Exercise objective
Which lines contain the string "kantor"? Please list every one of them.

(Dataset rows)
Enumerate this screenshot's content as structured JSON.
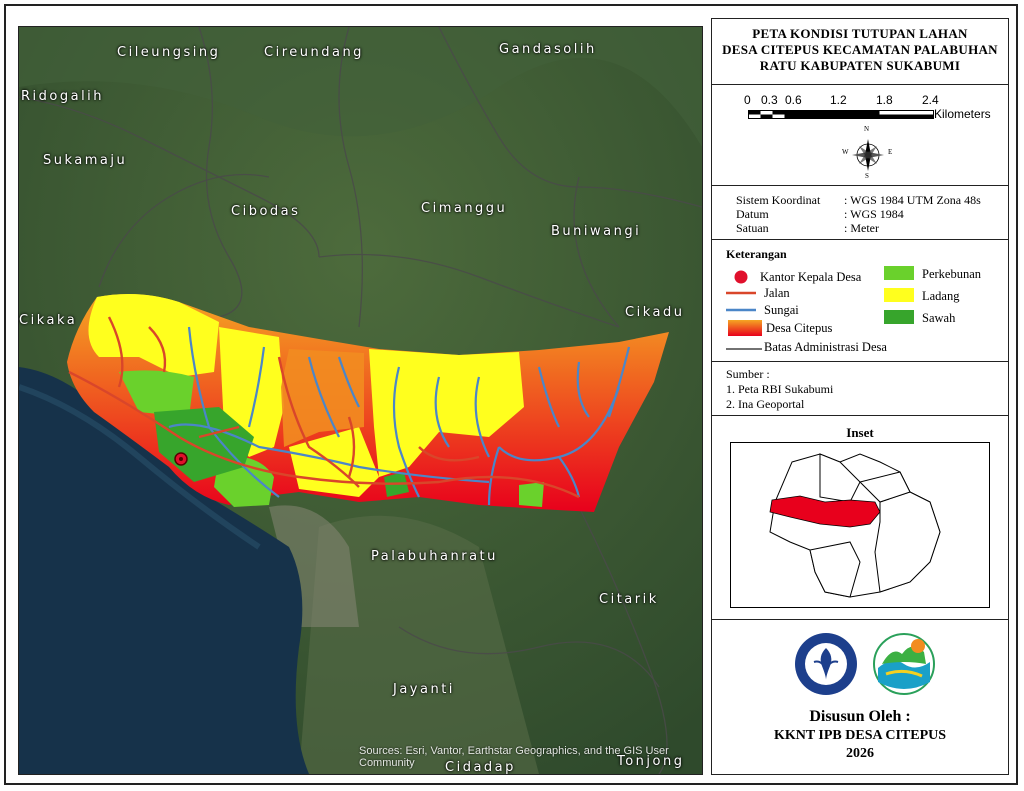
{
  "map": {
    "places": [
      {
        "name": "Cileungsing"
      },
      {
        "name": "Cireundang"
      },
      {
        "name": "Gandasolih"
      },
      {
        "name": "Ridogalih"
      },
      {
        "name": "Sukamaju"
      },
      {
        "name": "Cibodas"
      },
      {
        "name": "Cimanggu"
      },
      {
        "name": "Buniwangi"
      },
      {
        "name": "Cikaka"
      },
      {
        "name": "Cikadu"
      },
      {
        "name": "Palabuhanratu"
      },
      {
        "name": "Citarik"
      },
      {
        "name": "Jayanti"
      },
      {
        "name": "Cidadap"
      },
      {
        "name": "Tonjong"
      }
    ],
    "attribution": "Sources: Esri, Vantor, Earthstar Geographics, and the GIS User Community",
    "colors": {
      "sea": "#16324a",
      "land": "#3f5d34",
      "perkebunan": "#6ad12c",
      "ladang": "#ffff1e",
      "sawah": "#37a52c",
      "jalan": "#d9462a",
      "sungai": "#4b86c8",
      "citepus_from": "#f5a623",
      "citepus_to": "#e8001c",
      "kantor": "#e0102c"
    }
  },
  "title": {
    "line1": "PETA KONDISI TUTUPAN LAHAN",
    "line2": "DESA CITEPUS KECAMATAN PALABUHAN",
    "line3": "RATU KABUPATEN SUKABUMI"
  },
  "scale": {
    "ticks": [
      "0",
      "0.3",
      "0.6",
      "1.2",
      "1.8",
      "2.4"
    ],
    "unit": "Kilometers"
  },
  "compass": {
    "n": "N",
    "s": "S",
    "e": "E",
    "w": "W"
  },
  "info": [
    {
      "label": "Sistem Koordinat",
      "value": ": WGS 1984 UTM Zona 48s"
    },
    {
      "label": "Datum",
      "value": ": WGS 1984"
    },
    {
      "label": "Satuan",
      "value": ": Meter"
    }
  ],
  "legend": {
    "heading": "Keterangan",
    "kantor": "Kantor Kepala Desa",
    "jalan": "Jalan",
    "sungai": "Sungai",
    "citepus": "Desa Citepus",
    "batas": "Batas Administrasi Desa",
    "perkebunan": "Perkebunan",
    "ladang": "Ladang",
    "sawah": "Sawah"
  },
  "sources": {
    "heading": "Sumber :",
    "items": [
      "1. Peta RBI Sukabumi",
      "2. Ina Geoportal"
    ]
  },
  "inset": {
    "title": "Inset"
  },
  "logos": {
    "ipb_ring": "INSTITUT PERTANIAN BOGOR",
    "ipb_bottom": "BOGOR"
  },
  "credit": {
    "line1": "Disusun Oleh :",
    "line2": "KKNT IPB DESA CITEPUS",
    "line3": "2026"
  }
}
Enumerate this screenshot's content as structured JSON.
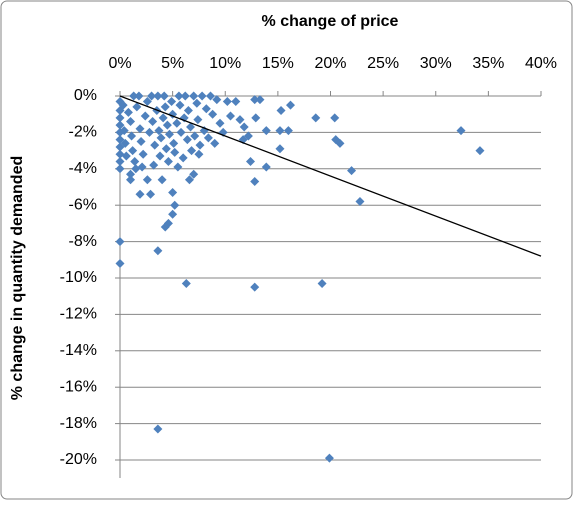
{
  "chart_data": {
    "type": "scatter",
    "title": "% change of price",
    "y_label": "% change in quantity demanded",
    "color": "#4f81bd",
    "x": [
      0,
      0,
      3.6,
      3.6,
      6.3,
      12.8,
      19.2,
      19.9,
      32.4,
      34.2,
      22.8,
      22.0,
      20.5,
      20.9,
      20.4,
      18.6,
      16.2,
      15.2,
      15.2,
      15.3,
      16.0,
      13.3,
      12.8,
      12.9,
      12.4,
      12.8,
      13.9,
      13.9,
      11.4,
      11.7,
      1.9,
      2.9,
      2.6,
      4.3,
      4.6,
      5.0,
      5.2,
      5.0,
      1.0,
      1.0,
      6.6,
      7.0,
      0,
      0,
      0,
      0,
      0,
      0,
      0,
      0,
      0,
      0,
      0.3,
      0.4,
      0.5,
      0.6,
      0.8,
      1.0,
      1.1,
      1.2,
      1.3,
      1.4,
      1.6,
      1.8,
      1.9,
      2.0,
      2.2,
      2.4,
      2.6,
      2.8,
      3.0,
      3.1,
      3.2,
      3.3,
      3.5,
      3.6,
      3.7,
      3.8,
      3.9,
      4.0,
      4.1,
      4.2,
      4.3,
      4.4,
      4.5,
      4.6,
      4.7,
      4.9,
      5.0,
      5.1,
      5.2,
      5.4,
      5.6,
      5.7,
      5.8,
      6.0,
      6.1,
      6.2,
      6.4,
      6.5,
      6.7,
      6.8,
      7.0,
      7.1,
      7.3,
      7.4,
      7.6,
      7.8,
      8.0,
      8.2,
      8.4,
      8.6,
      8.8,
      9.0,
      9.2,
      9.5,
      9.8,
      10.2,
      10.5,
      11.0,
      11.8,
      12.2,
      2.1,
      1.5,
      5.5,
      7.5
    ],
    "values": [
      -8.0,
      -9.2,
      -8.5,
      -18.3,
      -10.3,
      -10.5,
      -10.3,
      -19.9,
      -1.9,
      -3.0,
      -5.8,
      -4.1,
      -2.4,
      -2.6,
      -1.2,
      -1.2,
      -0.5,
      -1.9,
      -2.9,
      -0.8,
      -1.9,
      -0.2,
      -0.2,
      -1.2,
      -3.6,
      -4.7,
      -3.9,
      -1.9,
      -1.3,
      -2.4,
      -5.4,
      -5.4,
      -4.6,
      -7.2,
      -7.0,
      -6.5,
      -6.0,
      -5.3,
      -4.3,
      -4.6,
      -4.6,
      -4.3,
      -0.3,
      -0.8,
      -1.2,
      -1.6,
      -2.0,
      -2.4,
      -2.8,
      -3.2,
      -3.6,
      -4.0,
      -0.5,
      -1.9,
      -2.6,
      -3.3,
      -0.9,
      -1.4,
      -2.2,
      -3.0,
      0,
      -3.6,
      -0.6,
      0,
      -1.8,
      -2.5,
      -3.2,
      -1.1,
      -0.3,
      -2.0,
      0,
      -1.4,
      -3.8,
      -2.7,
      -0.8,
      0,
      -1.9,
      -3.3,
      -2.3,
      -4.6,
      -1.2,
      0,
      -0.6,
      -2.9,
      -1.6,
      -3.6,
      -2.1,
      -0.3,
      -1.0,
      -2.6,
      -3.1,
      -1.5,
      0,
      -0.5,
      -2.0,
      -3.4,
      -1.2,
      0,
      -2.4,
      -0.8,
      -1.7,
      -3.0,
      0,
      -2.2,
      -0.4,
      -1.3,
      -2.7,
      0,
      -1.9,
      -0.7,
      -2.3,
      0,
      -1.0,
      -2.6,
      -0.2,
      -1.5,
      -2.0,
      -0.3,
      -1.1,
      -0.3,
      -1.7,
      -2.2,
      -3.9,
      -4.0,
      -3.9,
      -3.2
    ],
    "trendline": {
      "x": [
        0,
        40
      ],
      "values": [
        0,
        -8.8
      ],
      "color": "#000000"
    },
    "xlim": [
      0,
      40
    ],
    "ylim": [
      -20,
      0
    ],
    "xticks": [
      {
        "value": 0,
        "label": "0%"
      },
      {
        "value": 5,
        "label": "5%"
      },
      {
        "value": 10,
        "label": "10%"
      },
      {
        "value": 15,
        "label": "15%"
      },
      {
        "value": 20,
        "label": "20%"
      },
      {
        "value": 25,
        "label": "25%"
      },
      {
        "value": 30,
        "label": "30%"
      },
      {
        "value": 35,
        "label": "35%"
      },
      {
        "value": 40,
        "label": "40%"
      }
    ],
    "yticks": [
      {
        "value": 0,
        "label": "0%"
      },
      {
        "value": -2,
        "label": "-2%"
      },
      {
        "value": -4,
        "label": "-4%"
      },
      {
        "value": -6,
        "label": "-6%"
      },
      {
        "value": -8,
        "label": "-8%"
      },
      {
        "value": -10,
        "label": "-10%"
      },
      {
        "value": -12,
        "label": "-12%"
      },
      {
        "value": -14,
        "label": "-14%"
      },
      {
        "value": -16,
        "label": "-16%"
      },
      {
        "value": -18,
        "label": "-18%"
      },
      {
        "value": -20,
        "label": "-20%"
      }
    ],
    "grid": true
  }
}
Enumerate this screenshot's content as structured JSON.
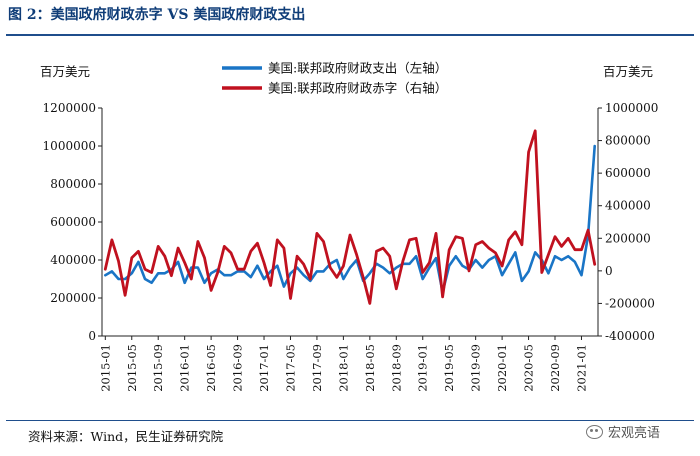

Answer to the task
      "kantor": "#e0102c"
    "kantor": "Kantor Kepala Desa",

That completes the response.